- Your task -
Of the lines in this listing, how many contain the word "numéro"? Give the number and nothing else.

- Records -
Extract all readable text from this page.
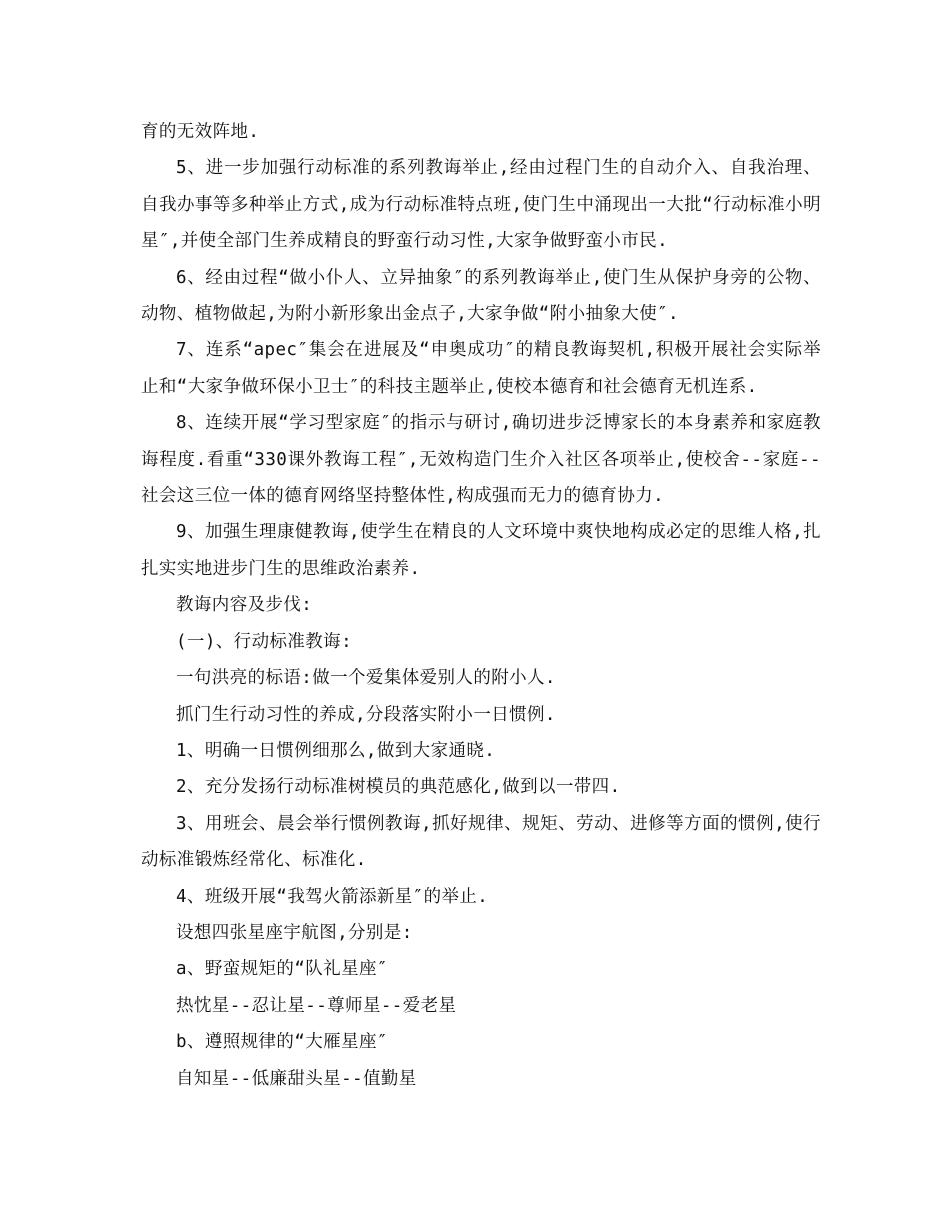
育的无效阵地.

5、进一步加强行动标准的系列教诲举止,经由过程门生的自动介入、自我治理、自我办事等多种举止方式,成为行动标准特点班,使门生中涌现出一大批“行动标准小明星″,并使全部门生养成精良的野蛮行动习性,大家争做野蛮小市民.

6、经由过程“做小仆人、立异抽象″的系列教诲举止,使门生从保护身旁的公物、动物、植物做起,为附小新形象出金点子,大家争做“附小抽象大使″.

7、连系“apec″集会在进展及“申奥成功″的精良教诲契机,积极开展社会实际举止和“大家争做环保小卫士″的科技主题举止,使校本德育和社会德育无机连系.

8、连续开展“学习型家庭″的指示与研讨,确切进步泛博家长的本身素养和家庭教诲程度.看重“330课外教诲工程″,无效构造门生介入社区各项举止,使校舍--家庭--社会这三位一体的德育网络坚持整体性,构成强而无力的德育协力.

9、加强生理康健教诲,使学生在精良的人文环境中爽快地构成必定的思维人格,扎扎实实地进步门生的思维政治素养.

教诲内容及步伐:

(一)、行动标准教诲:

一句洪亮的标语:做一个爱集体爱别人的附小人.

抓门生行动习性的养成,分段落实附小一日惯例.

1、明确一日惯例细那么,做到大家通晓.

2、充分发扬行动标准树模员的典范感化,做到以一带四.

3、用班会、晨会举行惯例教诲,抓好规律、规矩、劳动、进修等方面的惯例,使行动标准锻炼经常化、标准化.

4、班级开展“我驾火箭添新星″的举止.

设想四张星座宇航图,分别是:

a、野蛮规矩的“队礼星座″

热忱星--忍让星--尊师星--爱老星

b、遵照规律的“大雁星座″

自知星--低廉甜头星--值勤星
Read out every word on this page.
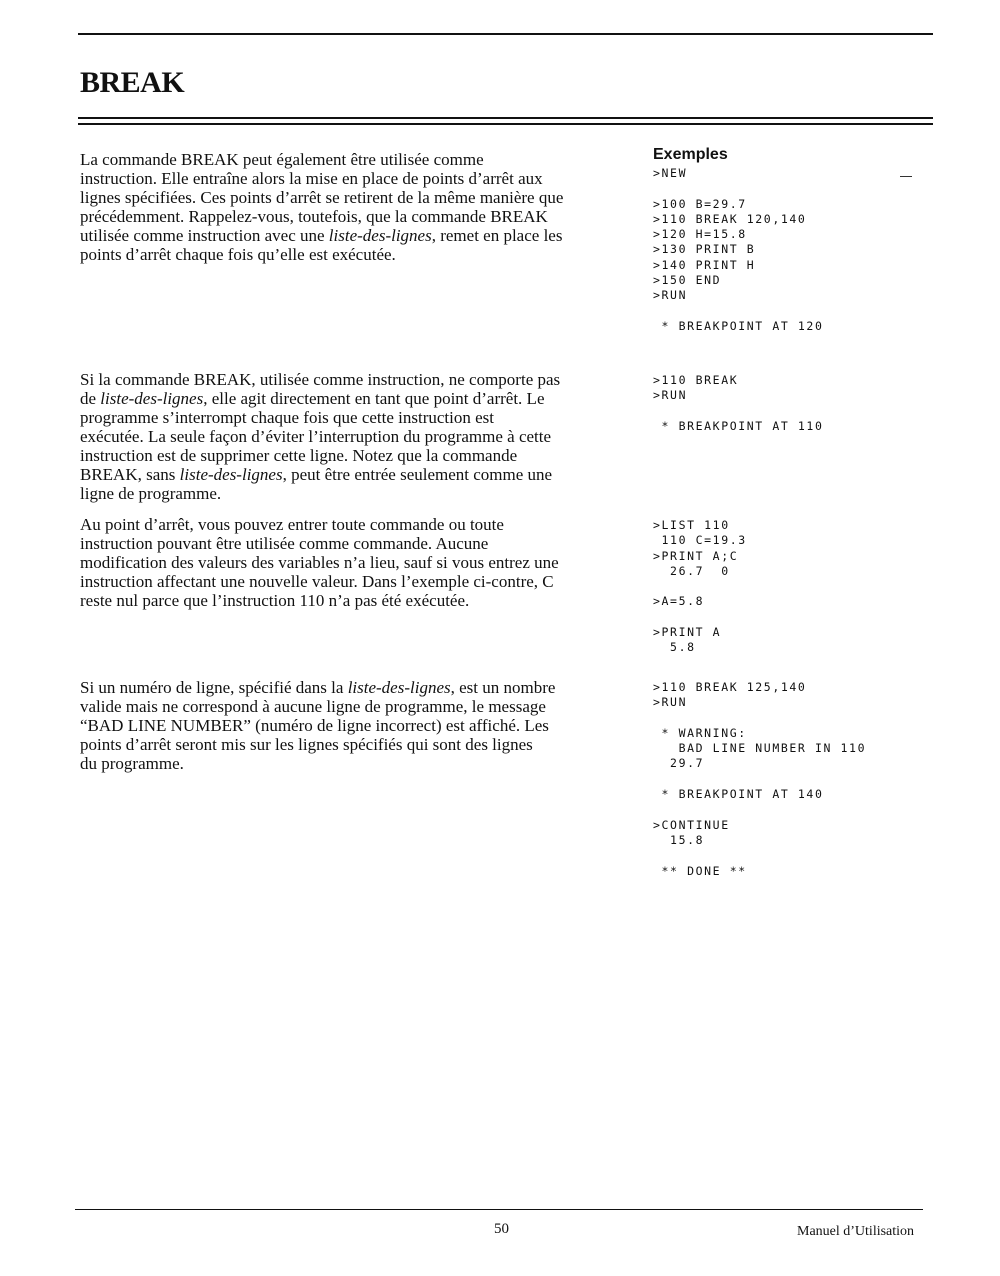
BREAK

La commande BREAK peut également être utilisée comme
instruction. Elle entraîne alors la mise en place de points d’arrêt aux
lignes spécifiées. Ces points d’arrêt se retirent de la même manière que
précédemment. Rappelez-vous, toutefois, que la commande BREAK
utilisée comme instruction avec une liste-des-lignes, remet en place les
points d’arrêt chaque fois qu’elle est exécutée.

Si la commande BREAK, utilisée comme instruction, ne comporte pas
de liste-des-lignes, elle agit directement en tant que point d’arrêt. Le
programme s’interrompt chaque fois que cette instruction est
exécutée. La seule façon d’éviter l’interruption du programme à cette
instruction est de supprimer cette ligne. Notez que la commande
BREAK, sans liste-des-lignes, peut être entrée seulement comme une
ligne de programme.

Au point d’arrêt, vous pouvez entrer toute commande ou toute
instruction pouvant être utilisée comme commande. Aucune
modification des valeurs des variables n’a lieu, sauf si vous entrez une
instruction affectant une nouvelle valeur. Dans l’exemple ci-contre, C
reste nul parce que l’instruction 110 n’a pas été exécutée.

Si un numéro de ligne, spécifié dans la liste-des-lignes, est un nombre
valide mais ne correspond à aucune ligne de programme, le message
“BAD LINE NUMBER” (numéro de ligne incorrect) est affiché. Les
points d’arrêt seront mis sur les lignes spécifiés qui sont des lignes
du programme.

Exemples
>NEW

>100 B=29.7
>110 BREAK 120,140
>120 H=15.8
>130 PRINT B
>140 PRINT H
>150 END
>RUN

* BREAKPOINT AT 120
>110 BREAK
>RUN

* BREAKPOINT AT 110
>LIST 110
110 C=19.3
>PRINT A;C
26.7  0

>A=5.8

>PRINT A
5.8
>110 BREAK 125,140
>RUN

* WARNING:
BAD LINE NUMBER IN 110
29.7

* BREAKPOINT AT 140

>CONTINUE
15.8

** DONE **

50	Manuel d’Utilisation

- Exercise answer -
2